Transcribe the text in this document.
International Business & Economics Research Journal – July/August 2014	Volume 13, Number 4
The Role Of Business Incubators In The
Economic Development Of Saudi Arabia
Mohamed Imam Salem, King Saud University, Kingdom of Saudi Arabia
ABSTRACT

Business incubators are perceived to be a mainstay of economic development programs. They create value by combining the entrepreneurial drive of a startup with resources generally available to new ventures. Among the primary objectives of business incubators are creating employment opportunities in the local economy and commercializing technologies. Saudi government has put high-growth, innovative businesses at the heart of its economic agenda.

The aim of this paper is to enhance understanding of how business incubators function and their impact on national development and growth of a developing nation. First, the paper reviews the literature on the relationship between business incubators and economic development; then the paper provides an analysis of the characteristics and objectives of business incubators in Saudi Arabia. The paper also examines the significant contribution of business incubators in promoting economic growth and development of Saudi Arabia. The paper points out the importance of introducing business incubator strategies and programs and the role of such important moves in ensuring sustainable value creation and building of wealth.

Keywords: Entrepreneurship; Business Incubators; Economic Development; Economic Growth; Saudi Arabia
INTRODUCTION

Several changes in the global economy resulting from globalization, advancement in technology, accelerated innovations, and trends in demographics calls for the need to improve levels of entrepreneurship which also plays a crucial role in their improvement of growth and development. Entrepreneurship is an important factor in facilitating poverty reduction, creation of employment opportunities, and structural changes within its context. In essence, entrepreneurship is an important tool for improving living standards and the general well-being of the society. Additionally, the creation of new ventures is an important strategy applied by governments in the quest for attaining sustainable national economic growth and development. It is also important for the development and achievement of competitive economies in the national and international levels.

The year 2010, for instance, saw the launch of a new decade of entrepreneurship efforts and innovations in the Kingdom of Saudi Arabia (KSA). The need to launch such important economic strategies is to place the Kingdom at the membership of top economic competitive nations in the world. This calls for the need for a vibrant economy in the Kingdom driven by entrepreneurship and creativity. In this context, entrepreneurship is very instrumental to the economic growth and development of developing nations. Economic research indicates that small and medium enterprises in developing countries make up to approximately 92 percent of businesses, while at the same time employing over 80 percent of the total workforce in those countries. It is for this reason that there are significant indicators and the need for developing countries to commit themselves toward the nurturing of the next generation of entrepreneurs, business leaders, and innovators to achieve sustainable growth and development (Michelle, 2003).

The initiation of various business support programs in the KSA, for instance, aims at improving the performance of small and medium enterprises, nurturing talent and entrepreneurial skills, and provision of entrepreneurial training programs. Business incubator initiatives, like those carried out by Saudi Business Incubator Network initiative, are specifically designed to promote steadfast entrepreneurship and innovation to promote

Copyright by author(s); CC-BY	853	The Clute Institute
****************************************
WHAT IS ASKED: Select and copy every line of the listing with the word "entrepreneurial".

THE RESPONSE:
Business incubators are perceived to be a mainstay of economic development programs. They create value by combining the entrepreneurial drive of a startup with resources generally available to new ventures. Among the primary objectives of business incubators are creating employment opportunities in the local economy and commercializing technologies. Saudi government has put high-growth, innovative businesses at the heart of its economic agenda.
The initiation of various business support programs in the KSA, for instance, aims at improving the performance of small and medium enterprises, nurturing talent and entrepreneurial skills, and provision of entrepreneurial training programs. Business incubator initiatives, like those carried out by Saudi Business Incubator Network initiative, are specifically designed to promote steadfast entrepreneurship and innovation to promote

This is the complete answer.